- [The task] Pull out the lines of the records from the line with "241, 350, 267]" up to and including the line with "578, 637, 590]", and repeat them unchanged.

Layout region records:
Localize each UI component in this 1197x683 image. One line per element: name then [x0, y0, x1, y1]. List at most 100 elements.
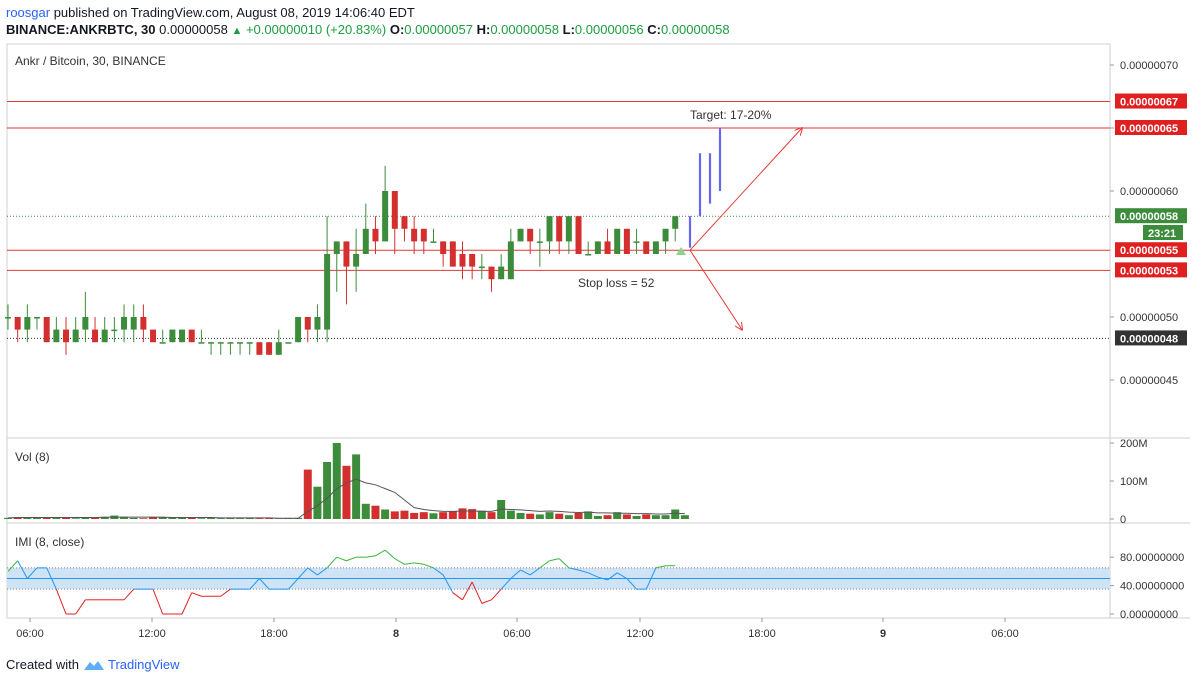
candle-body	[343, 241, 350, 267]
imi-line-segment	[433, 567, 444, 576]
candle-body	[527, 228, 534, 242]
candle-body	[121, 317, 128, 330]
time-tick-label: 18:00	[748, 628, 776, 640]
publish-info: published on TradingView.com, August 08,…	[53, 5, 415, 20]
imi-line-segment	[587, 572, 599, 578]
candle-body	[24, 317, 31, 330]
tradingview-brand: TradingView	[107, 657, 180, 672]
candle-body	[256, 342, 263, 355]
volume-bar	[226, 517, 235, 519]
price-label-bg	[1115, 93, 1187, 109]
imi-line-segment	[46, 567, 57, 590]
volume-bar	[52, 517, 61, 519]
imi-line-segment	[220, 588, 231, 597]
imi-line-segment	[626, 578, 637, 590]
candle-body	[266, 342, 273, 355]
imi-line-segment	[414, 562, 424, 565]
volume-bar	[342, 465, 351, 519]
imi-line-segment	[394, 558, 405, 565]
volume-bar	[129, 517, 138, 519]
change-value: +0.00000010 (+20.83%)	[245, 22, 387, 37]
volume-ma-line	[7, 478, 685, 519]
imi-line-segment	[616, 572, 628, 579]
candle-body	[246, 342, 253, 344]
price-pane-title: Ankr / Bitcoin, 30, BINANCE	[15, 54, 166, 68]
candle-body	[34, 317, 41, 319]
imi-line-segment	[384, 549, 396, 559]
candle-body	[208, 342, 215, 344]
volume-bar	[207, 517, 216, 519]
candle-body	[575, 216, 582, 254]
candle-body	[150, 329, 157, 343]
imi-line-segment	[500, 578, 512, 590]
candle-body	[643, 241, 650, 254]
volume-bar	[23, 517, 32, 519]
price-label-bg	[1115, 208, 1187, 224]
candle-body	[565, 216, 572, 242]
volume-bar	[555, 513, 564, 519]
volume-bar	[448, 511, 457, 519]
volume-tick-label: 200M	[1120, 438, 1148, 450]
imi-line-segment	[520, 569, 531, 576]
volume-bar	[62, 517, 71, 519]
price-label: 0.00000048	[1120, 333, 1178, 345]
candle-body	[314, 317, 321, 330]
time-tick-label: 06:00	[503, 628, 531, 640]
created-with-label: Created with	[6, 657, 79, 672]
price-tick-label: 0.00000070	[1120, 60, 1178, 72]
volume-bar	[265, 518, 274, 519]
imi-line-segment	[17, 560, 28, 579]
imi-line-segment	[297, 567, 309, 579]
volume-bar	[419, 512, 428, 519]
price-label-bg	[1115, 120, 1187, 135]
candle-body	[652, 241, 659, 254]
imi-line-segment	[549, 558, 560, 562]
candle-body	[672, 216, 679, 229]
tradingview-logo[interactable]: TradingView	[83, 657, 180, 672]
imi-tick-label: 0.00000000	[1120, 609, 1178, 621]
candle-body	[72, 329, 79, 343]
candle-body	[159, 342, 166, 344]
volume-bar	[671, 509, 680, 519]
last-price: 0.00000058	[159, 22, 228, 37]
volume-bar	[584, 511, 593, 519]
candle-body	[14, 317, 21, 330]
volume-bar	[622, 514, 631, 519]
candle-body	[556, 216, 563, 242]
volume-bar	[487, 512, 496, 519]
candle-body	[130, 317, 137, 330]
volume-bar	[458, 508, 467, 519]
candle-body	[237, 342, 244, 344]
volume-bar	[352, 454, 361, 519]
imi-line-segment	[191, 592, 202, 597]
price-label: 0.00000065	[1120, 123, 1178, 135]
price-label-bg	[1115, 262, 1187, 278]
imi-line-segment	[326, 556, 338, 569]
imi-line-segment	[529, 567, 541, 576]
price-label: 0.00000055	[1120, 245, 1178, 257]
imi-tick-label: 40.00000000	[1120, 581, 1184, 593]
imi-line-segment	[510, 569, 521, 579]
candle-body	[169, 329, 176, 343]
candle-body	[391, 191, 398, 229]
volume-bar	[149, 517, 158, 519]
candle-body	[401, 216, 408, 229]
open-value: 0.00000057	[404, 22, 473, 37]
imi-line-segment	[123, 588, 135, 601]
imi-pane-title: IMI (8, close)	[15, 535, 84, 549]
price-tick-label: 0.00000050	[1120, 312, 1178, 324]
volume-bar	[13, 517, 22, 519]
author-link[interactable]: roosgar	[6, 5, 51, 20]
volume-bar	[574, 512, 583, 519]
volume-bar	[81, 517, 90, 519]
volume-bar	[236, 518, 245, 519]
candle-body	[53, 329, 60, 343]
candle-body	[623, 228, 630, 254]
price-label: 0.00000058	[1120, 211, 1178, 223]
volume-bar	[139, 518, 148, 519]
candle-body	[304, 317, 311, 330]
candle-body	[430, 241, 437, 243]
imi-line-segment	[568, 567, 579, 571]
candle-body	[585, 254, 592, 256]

- [Task output]
candle-body	[343, 241, 350, 267]
imi-line-segment	[433, 567, 444, 576]
candle-body	[527, 228, 534, 242]
candle-body	[121, 317, 128, 330]
time-tick-label: 18:00	[748, 628, 776, 640]
publish-info: published on TradingView.com, August 08,…	[53, 5, 415, 20]
imi-line-segment	[587, 572, 599, 578]
candle-body	[24, 317, 31, 330]
tradingview-brand: TradingView	[107, 657, 180, 672]
candle-body	[256, 342, 263, 355]
volume-bar	[226, 517, 235, 519]
price-label-bg	[1115, 93, 1187, 109]
imi-line-segment	[46, 567, 57, 590]
volume-bar	[52, 517, 61, 519]
imi-line-segment	[220, 588, 231, 597]
imi-line-segment	[626, 578, 637, 590]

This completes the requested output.